(Source data)
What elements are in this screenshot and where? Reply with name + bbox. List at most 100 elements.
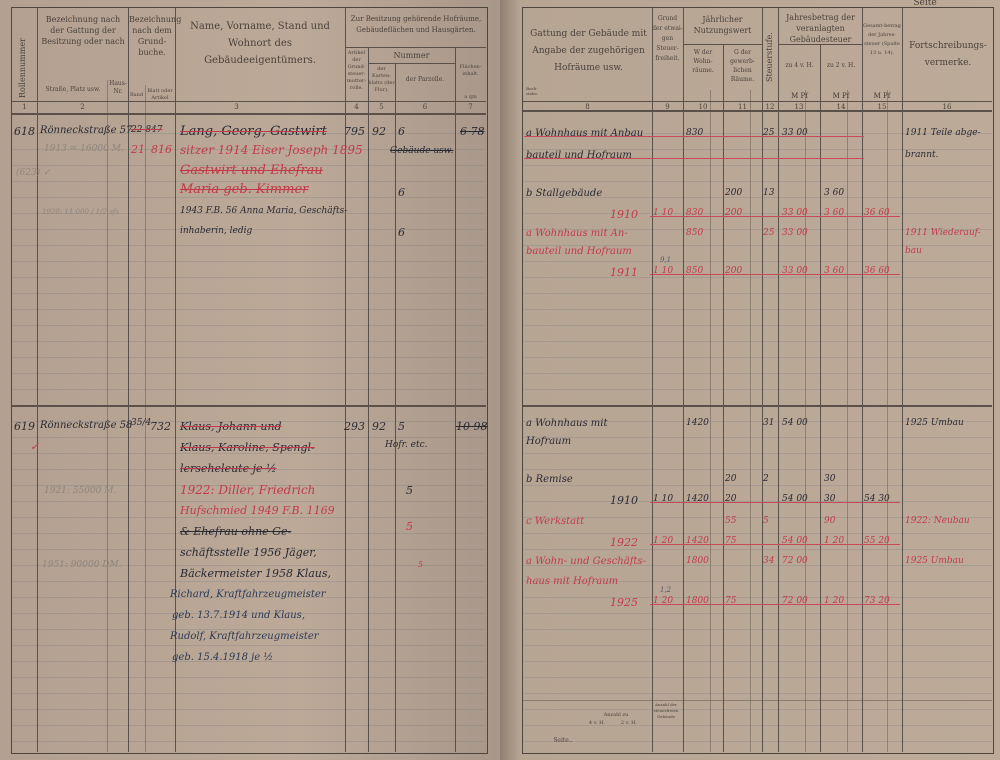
col-number: 3 bbox=[234, 103, 239, 111]
value-note: 1913 = 16000 M. bbox=[44, 144, 124, 154]
owner-line: Gastwirt und Ehefrau bbox=[180, 163, 323, 178]
building-type: b Remise bbox=[526, 474, 573, 485]
col-number: 16 bbox=[942, 103, 952, 111]
header-house-nr: Haus-Nr. bbox=[109, 80, 127, 95]
col-number: 1 bbox=[22, 103, 27, 111]
row-frei: 1 10 bbox=[653, 208, 674, 218]
row-total: 73 20 bbox=[864, 596, 890, 606]
col-number: 12 bbox=[765, 103, 775, 111]
row-s13: 72 00 bbox=[782, 556, 808, 566]
right-page: Seite Gattung der Gebäude mit Angabe der… bbox=[500, 0, 1000, 760]
strike-line bbox=[650, 502, 900, 503]
row-note: 1925 Umbau bbox=[905, 418, 964, 428]
row-g: 200 bbox=[725, 266, 743, 276]
owner-line: geb. 15.4.1918 je ½ bbox=[172, 652, 274, 663]
row-s13: 54 00 bbox=[782, 494, 808, 504]
row-stufe: 5 bbox=[763, 516, 769, 526]
building-type: a Wohnhaus mit bbox=[526, 418, 608, 429]
currency-unit-col15: M Pf bbox=[873, 92, 891, 100]
row-g: 20 bbox=[725, 474, 737, 484]
strike-line bbox=[650, 604, 900, 605]
header-band: Band bbox=[129, 92, 144, 98]
row-s13: 72 00 bbox=[782, 596, 808, 606]
building-type: bauteil und Hofraum bbox=[526, 246, 632, 257]
band: 21 bbox=[131, 143, 145, 156]
strike-line bbox=[650, 216, 900, 217]
row-frei: 1 20 bbox=[653, 536, 674, 546]
row-total: 36 60 bbox=[864, 266, 890, 276]
strike-line bbox=[650, 544, 900, 545]
row-w: 1420 bbox=[686, 494, 709, 504]
col-number: 4 bbox=[354, 103, 359, 111]
year-label: 1911 bbox=[610, 266, 638, 279]
strike-line bbox=[650, 274, 900, 275]
page-corner-label: Seite bbox=[913, 0, 937, 8]
street: Rönneckstraße 57 bbox=[40, 125, 133, 136]
owner-line: Klaus, Johann und bbox=[180, 420, 282, 433]
header-tax-level: Steuerstufe. bbox=[765, 32, 774, 82]
row-s14: 30 bbox=[824, 494, 836, 504]
parzelle: Gebäude usw. bbox=[390, 146, 454, 156]
faint-note: 1951: 90000 DM. bbox=[42, 560, 122, 570]
col-number: 8 bbox=[585, 103, 590, 111]
row-stufe: 34 bbox=[763, 556, 775, 566]
header-flaeche: Flächen-inhalt. bbox=[459, 64, 482, 77]
building-type: c Werkstatt bbox=[526, 516, 585, 527]
header-artikel: Artikel der Grund-steuer-mutter-rolle. bbox=[346, 50, 367, 91]
row-w: 850 bbox=[686, 266, 704, 276]
header-annual-tax: Jahresbetrag der veranlagten Gebäudesteu… bbox=[786, 13, 855, 44]
col-number: 11 bbox=[738, 103, 747, 111]
row-s14: 3 60 bbox=[824, 188, 845, 198]
col-number: 9 bbox=[665, 103, 670, 111]
artikel: 795 bbox=[344, 125, 365, 138]
owner-line: Hufschmied 1949 F.B. 1169 bbox=[180, 504, 335, 517]
header-group-yards: Zur Besitzung gehörende Hofräume, Gebäud… bbox=[350, 15, 482, 34]
flaeche: 6 78 bbox=[460, 125, 485, 138]
row-s14: 3 60 bbox=[824, 266, 845, 276]
year-label: 1922 bbox=[610, 536, 638, 549]
street: Rönneckstraße 58 bbox=[40, 420, 133, 431]
footer-4pct: 4 v. H. bbox=[588, 720, 606, 726]
col-number: 7 bbox=[468, 103, 473, 111]
building-type: a Wohnhaus mit An- bbox=[526, 228, 628, 239]
parzelle: 5 bbox=[398, 420, 405, 433]
header-land-register: Bezeichnung nach dem Grund-buche. bbox=[129, 15, 182, 57]
row-total: 36 60 bbox=[864, 208, 890, 218]
row-w: 1420 bbox=[686, 418, 709, 428]
row-s13: 33 00 bbox=[782, 208, 808, 218]
header-flaeche-units: a qm bbox=[464, 94, 477, 100]
header-blatt: Blatt oder Artikel bbox=[147, 88, 173, 101]
row-note: 1922: Neubau bbox=[905, 516, 970, 526]
row-s14: 3 60 bbox=[824, 208, 845, 218]
parzelle: 5 bbox=[406, 484, 413, 497]
row-annotation: 9,1 bbox=[660, 256, 672, 264]
row-w: 830 bbox=[686, 128, 704, 138]
owner-line: inhaberin, ledig bbox=[180, 226, 253, 236]
row-note: 1925 Umbau bbox=[905, 556, 964, 566]
blatt: 732 bbox=[150, 420, 171, 433]
building-type: Hofraum bbox=[526, 436, 572, 447]
header-2pct: zu 2 v. H. bbox=[826, 62, 856, 69]
row-w: 830 bbox=[686, 208, 704, 218]
row-note: bau bbox=[905, 246, 922, 256]
row-total: 54 30 bbox=[864, 494, 890, 504]
strike-line bbox=[524, 136, 864, 137]
header-roll-number: Rollennummer bbox=[18, 38, 27, 98]
row-note: 1911 Teile abge- bbox=[905, 128, 981, 138]
owner-line: geb. 13.7.1914 und Klaus, bbox=[172, 610, 305, 621]
check-mark: (623) ✓ bbox=[16, 168, 51, 178]
owner-line: schäftsstelle 1956 Jäger, bbox=[180, 546, 317, 559]
owner-line: Bäckermeister 1958 Klaus, bbox=[180, 567, 332, 580]
row-g: 200 bbox=[725, 188, 743, 198]
roll-number: 618 bbox=[14, 125, 35, 138]
owner-line: Klaus, Karoline, Spengl- bbox=[180, 441, 315, 454]
building-type: bauteil und Hofraum bbox=[526, 150, 632, 161]
row-stufe: 13 bbox=[763, 188, 775, 198]
header-designation: Bezeichnung nach der Gattung der Besitzu… bbox=[41, 15, 125, 46]
row-g: 75 bbox=[725, 536, 737, 546]
currency-unit-col14: M Pf bbox=[832, 92, 850, 100]
row-s14: 1 20 bbox=[824, 596, 845, 606]
owner-line: Lang, Georg, Gastwirt bbox=[180, 124, 327, 139]
parzelle: 5 bbox=[406, 520, 413, 533]
header-owner: Name, Vorname, Stand und Wohnort des Geb… bbox=[190, 21, 330, 66]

REQUEST: Reproduce every line of the source data above without any changes, but leave out the picture.

WRITTEN RESPONSE:
What elements are in this screenshot and where? Reply with name + bbox. List at most 100 elements.
col-number: 3 bbox=[234, 103, 239, 111]
value-note: 1913 = 16000 M. bbox=[44, 144, 124, 154]
owner-line: Gastwirt und Ehefrau bbox=[180, 163, 323, 178]
building-type: b Remise bbox=[526, 474, 573, 485]
col-number: 16 bbox=[942, 103, 952, 111]
header-house-nr: Haus-Nr. bbox=[109, 80, 127, 95]
col-number: 1 bbox=[22, 103, 27, 111]
row-frei: 1 10 bbox=[653, 208, 674, 218]
row-total: 73 20 bbox=[864, 596, 890, 606]
col-number: 12 bbox=[765, 103, 775, 111]
row-s13: 72 00 bbox=[782, 556, 808, 566]
right-page: Seite Gattung der Gebäude mit Angabe der… bbox=[500, 0, 1000, 760]
strike-line bbox=[650, 502, 900, 503]
row-note: 1925 Umbau bbox=[905, 418, 964, 428]
row-g: 200 bbox=[725, 266, 743, 276]
owner-line: geb. 15.4.1918 je ½ bbox=[172, 652, 274, 663]
row-s13: 54 00 bbox=[782, 494, 808, 504]
row-stufe: 5 bbox=[763, 516, 769, 526]
building-type: a Wohnhaus mit bbox=[526, 418, 608, 429]
currency-unit-col15: M Pf bbox=[873, 92, 891, 100]
row-g: 20 bbox=[725, 474, 737, 484]
strike-line bbox=[650, 604, 900, 605]
header-band: Band bbox=[129, 92, 144, 98]
row-s13: 72 00 bbox=[782, 596, 808, 606]
building-type: bauteil und Hofraum bbox=[526, 246, 632, 257]
band: 21 bbox=[131, 143, 145, 156]
strike-line bbox=[650, 216, 900, 217]
row-frei: 1 20 bbox=[653, 536, 674, 546]
row-total: 36 60 bbox=[864, 266, 890, 276]
strike-line bbox=[650, 544, 900, 545]
row-w: 1420 bbox=[686, 494, 709, 504]
col-number: 4 bbox=[354, 103, 359, 111]
year-label: 1911 bbox=[610, 266, 638, 279]
strike-line bbox=[650, 274, 900, 275]
page-corner-label: Seite bbox=[913, 0, 937, 8]
street: Rönneckstraße 57 bbox=[40, 125, 133, 136]
owner-line: Klaus, Johann und bbox=[180, 420, 282, 433]
header-tax-level: Steuerstufe. bbox=[765, 32, 774, 82]
row-s14: 30 bbox=[824, 494, 836, 504]
parzelle: Gebäude usw. bbox=[390, 146, 454, 156]
faint-note: 1951: 90000 DM. bbox=[42, 560, 122, 570]
col-number: 8 bbox=[585, 103, 590, 111]
row-stufe: 34 bbox=[763, 556, 775, 566]
header-flaeche: Flächen-inhalt. bbox=[459, 64, 482, 77]
building-type: c Werkstatt bbox=[526, 516, 585, 527]
header-artikel: Artikel der Grund-steuer-mutter-rolle. bbox=[346, 50, 367, 91]
row-w: 850 bbox=[686, 266, 704, 276]
header-annual-tax: Jahresbetrag der veranlagten Gebäudesteu… bbox=[786, 13, 855, 44]
col-number: 11 bbox=[738, 103, 747, 111]
row-s14: 3 60 bbox=[824, 188, 845, 198]
col-number: 9 bbox=[665, 103, 670, 111]
artikel: 795 bbox=[344, 125, 365, 138]
owner-line: Hufschmied 1949 F.B. 1169 bbox=[180, 504, 335, 517]
header-group-yards: Zur Besitzung gehörende Hofräume, Gebäud… bbox=[350, 15, 482, 34]
flaeche: 6 78 bbox=[460, 125, 485, 138]
row-s14: 3 60 bbox=[824, 266, 845, 276]
year-label: 1922 bbox=[610, 536, 638, 549]
street: Rönneckstraße 58 bbox=[40, 420, 133, 431]
footer-4pct: 4 v. H. bbox=[588, 720, 606, 726]
col-number: 7 bbox=[468, 103, 473, 111]
building-type: a Wohnhaus mit An- bbox=[526, 228, 628, 239]
parzelle: 5 bbox=[398, 420, 405, 433]
header-land-register: Bezeichnung nach dem Grund-buche. bbox=[129, 15, 182, 57]
row-total: 36 60 bbox=[864, 208, 890, 218]
row-w: 1420 bbox=[686, 418, 709, 428]
row-s13: 33 00 bbox=[782, 208, 808, 218]
header-flaeche-units: a qm bbox=[464, 94, 477, 100]
header-blatt: Blatt oder Artikel bbox=[147, 88, 173, 101]
row-note: 1922: Neubau bbox=[905, 516, 970, 526]
row-s14: 3 60 bbox=[824, 208, 845, 218]
parzelle: 5 bbox=[406, 484, 413, 497]
row-annotation: 9,1 bbox=[660, 256, 672, 264]
row-w: 830 bbox=[686, 128, 704, 138]
owner-line: inhaberin, ledig bbox=[180, 226, 253, 236]
row-note: 1925 Umbau bbox=[905, 556, 964, 566]
blatt: 732 bbox=[150, 420, 171, 433]
building-type: Hofraum bbox=[526, 436, 572, 447]
header-2pct: zu 2 v. H. bbox=[826, 62, 856, 69]
row-w: 830 bbox=[686, 208, 704, 218]
row-note: bau bbox=[905, 246, 922, 256]
row-total: 54 30 bbox=[864, 494, 890, 504]
strike-line bbox=[524, 136, 864, 137]
header-roll-number: Rollennummer bbox=[18, 38, 27, 98]
row-note: 1911 Teile abge- bbox=[905, 128, 981, 138]
owner-line: geb. 13.7.1914 und Klaus, bbox=[172, 610, 305, 621]
check-mark: (623) ✓ bbox=[16, 168, 51, 178]
owner-line: schäftsstelle 1956 Jäger, bbox=[180, 546, 317, 559]
owner-line: Bäckermeister 1958 Klaus, bbox=[180, 567, 332, 580]
row-g: 200 bbox=[725, 188, 743, 198]
roll-number: 618 bbox=[14, 125, 35, 138]
owner-line: Klaus, Karoline, Spengl- bbox=[180, 441, 315, 454]
building-type: bauteil und Hofraum bbox=[526, 150, 632, 161]
row-stufe: 13 bbox=[763, 188, 775, 198]
header-designation: Bezeichnung nach der Gattung der Besitzu… bbox=[41, 15, 125, 46]
row-g: 75 bbox=[725, 536, 737, 546]
currency-unit-col14: M Pf bbox=[832, 92, 850, 100]
row-s14: 1 20 bbox=[824, 596, 845, 606]
owner-line: Lang, Georg, Gastwirt bbox=[180, 124, 327, 139]
parzelle: 5 bbox=[406, 520, 413, 533]
header-owner: Name, Vorname, Stand und Wohnort des Geb… bbox=[190, 21, 330, 66]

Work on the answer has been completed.